§ **The problem**
Reproduce the listing below word for word, keeping every line in the same order.

== Data ==

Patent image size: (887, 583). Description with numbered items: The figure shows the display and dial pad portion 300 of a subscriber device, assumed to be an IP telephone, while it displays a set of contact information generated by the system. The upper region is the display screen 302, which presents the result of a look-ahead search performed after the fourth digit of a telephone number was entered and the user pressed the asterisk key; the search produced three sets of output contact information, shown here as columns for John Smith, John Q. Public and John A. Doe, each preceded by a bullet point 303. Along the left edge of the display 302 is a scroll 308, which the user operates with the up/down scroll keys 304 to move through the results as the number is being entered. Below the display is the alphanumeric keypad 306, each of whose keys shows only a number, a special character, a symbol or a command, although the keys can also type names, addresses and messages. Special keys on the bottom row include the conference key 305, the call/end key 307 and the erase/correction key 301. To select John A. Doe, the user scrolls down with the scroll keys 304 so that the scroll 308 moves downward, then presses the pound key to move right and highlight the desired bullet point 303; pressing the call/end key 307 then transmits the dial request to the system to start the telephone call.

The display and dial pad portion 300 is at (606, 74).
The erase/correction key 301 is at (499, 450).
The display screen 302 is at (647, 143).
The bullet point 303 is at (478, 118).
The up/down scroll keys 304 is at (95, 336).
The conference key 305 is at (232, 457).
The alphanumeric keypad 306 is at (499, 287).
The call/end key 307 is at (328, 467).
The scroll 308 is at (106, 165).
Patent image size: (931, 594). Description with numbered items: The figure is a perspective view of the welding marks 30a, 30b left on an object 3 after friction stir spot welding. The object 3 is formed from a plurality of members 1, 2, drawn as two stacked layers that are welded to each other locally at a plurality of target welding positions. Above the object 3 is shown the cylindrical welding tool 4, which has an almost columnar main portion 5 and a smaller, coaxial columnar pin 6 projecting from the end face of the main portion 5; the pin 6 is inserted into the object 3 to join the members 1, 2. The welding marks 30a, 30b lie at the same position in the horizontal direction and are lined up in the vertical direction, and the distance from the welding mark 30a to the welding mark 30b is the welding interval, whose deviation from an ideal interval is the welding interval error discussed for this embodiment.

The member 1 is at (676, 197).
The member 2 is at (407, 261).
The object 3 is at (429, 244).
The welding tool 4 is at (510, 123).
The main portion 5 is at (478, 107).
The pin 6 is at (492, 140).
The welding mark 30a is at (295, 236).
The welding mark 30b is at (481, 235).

===

§ **Finished answer**
Patent image size: (887, 583). Description with numbered items: The figure shows the display and dial pad portion 300 of a subscriber device, assumed to be an IP telephone, while it displays a set of contact information generated by the system. The upper region is the display screen 302, which presents the result of a look-ahead search performed after the fourth digit of a telephone number was entered and the user pressed the asterisk key; the search produced three sets of output contact information, shown here as columns for John Smith, John Q. Public and John A. Doe, each preceded by a bullet point 303. Along the left edge of the display 302 is a scroll 308, which the user operates with the up/down scroll keys 304 to move through the results as the number is being entered. Below the display is the alphanumeric keypad 306, each of whose keys shows only a number, a special character, a symbol or a command, although the keys can also type names, addresses and messages. Special keys on the bottom row include the conference key 305, the call/end key 307 and the erase/correction key 301. To select John A. Doe, the user scrolls down with the scroll keys 304 so that the scroll 308 moves downward, then presses the pound key to move right and highlight the desired bullet point 303; pressing the call/end key 307 then transmits the dial request to the system to start the telephone call.

The display and dial pad portion 300 is at (606, 74).
The erase/correction key 301 is at (499, 450).
The display screen 302 is at (647, 143).
The bullet point 303 is at (478, 118).
The up/down scroll keys 304 is at (95, 336).
The conference key 305 is at (232, 457).
The alphanumeric keypad 306 is at (499, 287).
The call/end key 307 is at (328, 467).
The scroll 308 is at (106, 165).
Patent image size: (931, 594). Description with numbered items: The figure is a perspective view of the welding marks 30a, 30b left on an object 3 after friction stir spot welding. The object 3 is formed from a plurality of members 1, 2, drawn as two stacked layers that are welded to each other locally at a plurality of target welding positions. Above the object 3 is shown the cylindrical welding tool 4, which has an almost columnar main portion 5 and a smaller, coaxial columnar pin 6 projecting from the end face of the main portion 5; the pin 6 is inserted into the object 3 to join the members 1, 2. The welding marks 30a, 30b lie at the same position in the horizontal direction and are lined up in the vertical direction, and the distance from the welding mark 30a to the welding mark 30b is the welding interval, whose deviation from an ideal interval is the welding interval error discussed for this embodiment.

The member 1 is at (676, 197).
The member 2 is at (407, 261).
The object 3 is at (429, 244).
The welding tool 4 is at (510, 123).
The main portion 5 is at (478, 107).
The pin 6 is at (492, 140).
The welding mark 30a is at (295, 236).
The welding mark 30b is at (481, 235).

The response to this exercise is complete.